WHAT THE TASK REQUIRES: Copy each line below in which the string "date" occurs.

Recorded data
'''
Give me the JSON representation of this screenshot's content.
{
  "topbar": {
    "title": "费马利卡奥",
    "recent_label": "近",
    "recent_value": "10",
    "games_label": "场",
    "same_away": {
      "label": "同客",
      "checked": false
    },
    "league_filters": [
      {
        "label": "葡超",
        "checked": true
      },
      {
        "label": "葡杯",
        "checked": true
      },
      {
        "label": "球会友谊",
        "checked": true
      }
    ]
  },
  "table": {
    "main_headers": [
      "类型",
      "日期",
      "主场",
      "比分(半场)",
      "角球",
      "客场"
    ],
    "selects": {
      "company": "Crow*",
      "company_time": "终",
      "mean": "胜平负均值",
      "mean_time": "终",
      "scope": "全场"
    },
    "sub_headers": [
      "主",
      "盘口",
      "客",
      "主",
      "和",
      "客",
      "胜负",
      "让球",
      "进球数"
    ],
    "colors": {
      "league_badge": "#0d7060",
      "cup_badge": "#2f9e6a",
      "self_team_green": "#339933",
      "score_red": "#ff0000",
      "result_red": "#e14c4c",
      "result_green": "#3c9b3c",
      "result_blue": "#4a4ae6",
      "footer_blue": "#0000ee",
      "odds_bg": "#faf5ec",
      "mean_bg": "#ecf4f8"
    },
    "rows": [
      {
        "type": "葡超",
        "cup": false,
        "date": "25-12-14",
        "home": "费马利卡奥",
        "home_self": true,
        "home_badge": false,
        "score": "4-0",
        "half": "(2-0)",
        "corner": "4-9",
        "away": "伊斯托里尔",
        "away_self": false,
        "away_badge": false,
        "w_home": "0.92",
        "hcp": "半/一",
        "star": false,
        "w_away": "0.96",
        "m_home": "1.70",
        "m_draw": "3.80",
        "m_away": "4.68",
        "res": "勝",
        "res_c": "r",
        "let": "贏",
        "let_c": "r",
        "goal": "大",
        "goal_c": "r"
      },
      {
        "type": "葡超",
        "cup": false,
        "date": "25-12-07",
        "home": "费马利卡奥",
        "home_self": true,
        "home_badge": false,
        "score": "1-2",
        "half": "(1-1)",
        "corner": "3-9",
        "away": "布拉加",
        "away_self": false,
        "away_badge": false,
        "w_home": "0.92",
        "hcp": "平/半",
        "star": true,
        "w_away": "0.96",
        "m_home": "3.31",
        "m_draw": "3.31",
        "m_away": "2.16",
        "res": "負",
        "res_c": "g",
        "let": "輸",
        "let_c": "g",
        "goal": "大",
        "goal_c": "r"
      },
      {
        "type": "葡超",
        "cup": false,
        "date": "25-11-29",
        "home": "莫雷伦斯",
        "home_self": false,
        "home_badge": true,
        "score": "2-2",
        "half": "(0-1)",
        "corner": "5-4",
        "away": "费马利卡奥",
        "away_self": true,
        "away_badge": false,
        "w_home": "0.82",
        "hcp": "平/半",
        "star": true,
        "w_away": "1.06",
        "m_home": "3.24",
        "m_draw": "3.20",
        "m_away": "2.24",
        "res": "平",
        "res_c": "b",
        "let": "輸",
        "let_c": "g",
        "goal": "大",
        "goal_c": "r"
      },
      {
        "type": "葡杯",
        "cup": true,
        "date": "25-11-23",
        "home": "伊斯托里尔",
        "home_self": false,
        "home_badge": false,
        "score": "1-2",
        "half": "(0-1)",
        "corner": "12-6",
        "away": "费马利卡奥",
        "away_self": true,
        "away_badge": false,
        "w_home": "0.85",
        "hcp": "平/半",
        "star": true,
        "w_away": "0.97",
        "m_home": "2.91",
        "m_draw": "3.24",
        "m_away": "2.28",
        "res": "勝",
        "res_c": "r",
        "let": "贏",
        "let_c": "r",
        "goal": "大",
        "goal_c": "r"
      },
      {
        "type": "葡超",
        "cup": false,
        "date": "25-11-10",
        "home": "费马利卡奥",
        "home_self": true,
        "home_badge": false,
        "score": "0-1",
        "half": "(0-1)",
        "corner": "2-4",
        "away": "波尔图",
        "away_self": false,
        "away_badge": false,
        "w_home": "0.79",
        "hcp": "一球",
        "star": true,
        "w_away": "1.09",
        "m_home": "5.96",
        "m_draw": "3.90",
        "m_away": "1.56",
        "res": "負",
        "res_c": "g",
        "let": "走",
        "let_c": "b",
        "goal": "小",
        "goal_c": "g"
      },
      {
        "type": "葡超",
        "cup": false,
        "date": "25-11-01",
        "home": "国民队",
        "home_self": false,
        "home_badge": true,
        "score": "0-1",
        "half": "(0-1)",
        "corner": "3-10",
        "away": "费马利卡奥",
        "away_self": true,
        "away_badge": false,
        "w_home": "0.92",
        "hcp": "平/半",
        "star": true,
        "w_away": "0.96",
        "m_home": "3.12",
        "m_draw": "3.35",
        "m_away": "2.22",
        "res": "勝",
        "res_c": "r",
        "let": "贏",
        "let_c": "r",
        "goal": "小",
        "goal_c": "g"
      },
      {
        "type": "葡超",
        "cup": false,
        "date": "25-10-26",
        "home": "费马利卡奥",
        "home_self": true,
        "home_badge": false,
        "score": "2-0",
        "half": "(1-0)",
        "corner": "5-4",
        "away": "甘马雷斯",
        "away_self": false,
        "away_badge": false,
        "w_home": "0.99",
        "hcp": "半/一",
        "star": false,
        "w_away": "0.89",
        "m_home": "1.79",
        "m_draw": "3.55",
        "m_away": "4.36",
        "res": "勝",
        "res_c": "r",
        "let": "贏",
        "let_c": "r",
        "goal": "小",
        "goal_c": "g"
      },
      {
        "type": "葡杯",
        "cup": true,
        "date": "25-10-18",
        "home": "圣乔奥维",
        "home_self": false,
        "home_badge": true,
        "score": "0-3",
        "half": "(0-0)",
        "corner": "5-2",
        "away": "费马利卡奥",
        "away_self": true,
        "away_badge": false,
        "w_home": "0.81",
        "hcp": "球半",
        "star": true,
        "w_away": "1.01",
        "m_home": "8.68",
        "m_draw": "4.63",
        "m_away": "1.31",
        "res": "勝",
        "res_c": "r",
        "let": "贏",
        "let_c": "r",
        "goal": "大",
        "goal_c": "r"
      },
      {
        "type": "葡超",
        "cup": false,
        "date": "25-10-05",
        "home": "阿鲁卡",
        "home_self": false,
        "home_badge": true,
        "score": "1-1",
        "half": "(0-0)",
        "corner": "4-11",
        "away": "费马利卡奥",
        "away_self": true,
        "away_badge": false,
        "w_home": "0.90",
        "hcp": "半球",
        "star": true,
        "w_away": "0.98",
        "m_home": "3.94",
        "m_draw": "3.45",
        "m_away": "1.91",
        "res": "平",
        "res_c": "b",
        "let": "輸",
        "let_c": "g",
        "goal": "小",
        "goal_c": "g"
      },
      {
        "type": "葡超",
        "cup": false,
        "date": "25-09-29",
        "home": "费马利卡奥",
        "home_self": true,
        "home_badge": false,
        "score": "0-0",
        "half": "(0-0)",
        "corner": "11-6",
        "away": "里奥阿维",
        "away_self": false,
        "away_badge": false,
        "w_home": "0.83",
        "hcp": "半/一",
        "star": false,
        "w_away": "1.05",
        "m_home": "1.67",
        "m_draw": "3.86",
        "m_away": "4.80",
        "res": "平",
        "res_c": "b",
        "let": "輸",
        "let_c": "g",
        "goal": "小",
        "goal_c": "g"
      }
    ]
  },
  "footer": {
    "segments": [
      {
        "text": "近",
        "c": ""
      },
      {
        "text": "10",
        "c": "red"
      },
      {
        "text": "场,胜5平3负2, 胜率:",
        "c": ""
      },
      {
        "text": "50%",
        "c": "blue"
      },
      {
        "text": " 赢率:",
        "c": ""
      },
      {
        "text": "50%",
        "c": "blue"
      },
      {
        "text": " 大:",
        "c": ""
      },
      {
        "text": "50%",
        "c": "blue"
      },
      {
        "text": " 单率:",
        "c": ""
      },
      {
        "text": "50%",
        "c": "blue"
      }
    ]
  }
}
'''
TASK OUTPUT:
        "date": "25-12-14",
        "date": "25-12-07",
        "date": "25-11-29",
        "date": "25-11-23",
        "date": "25-11-10",
        "date": "25-11-01",
        "date": "25-10-26",
        "date": "25-10-18",
        "date": "25-10-05",
        "date": "25-09-29",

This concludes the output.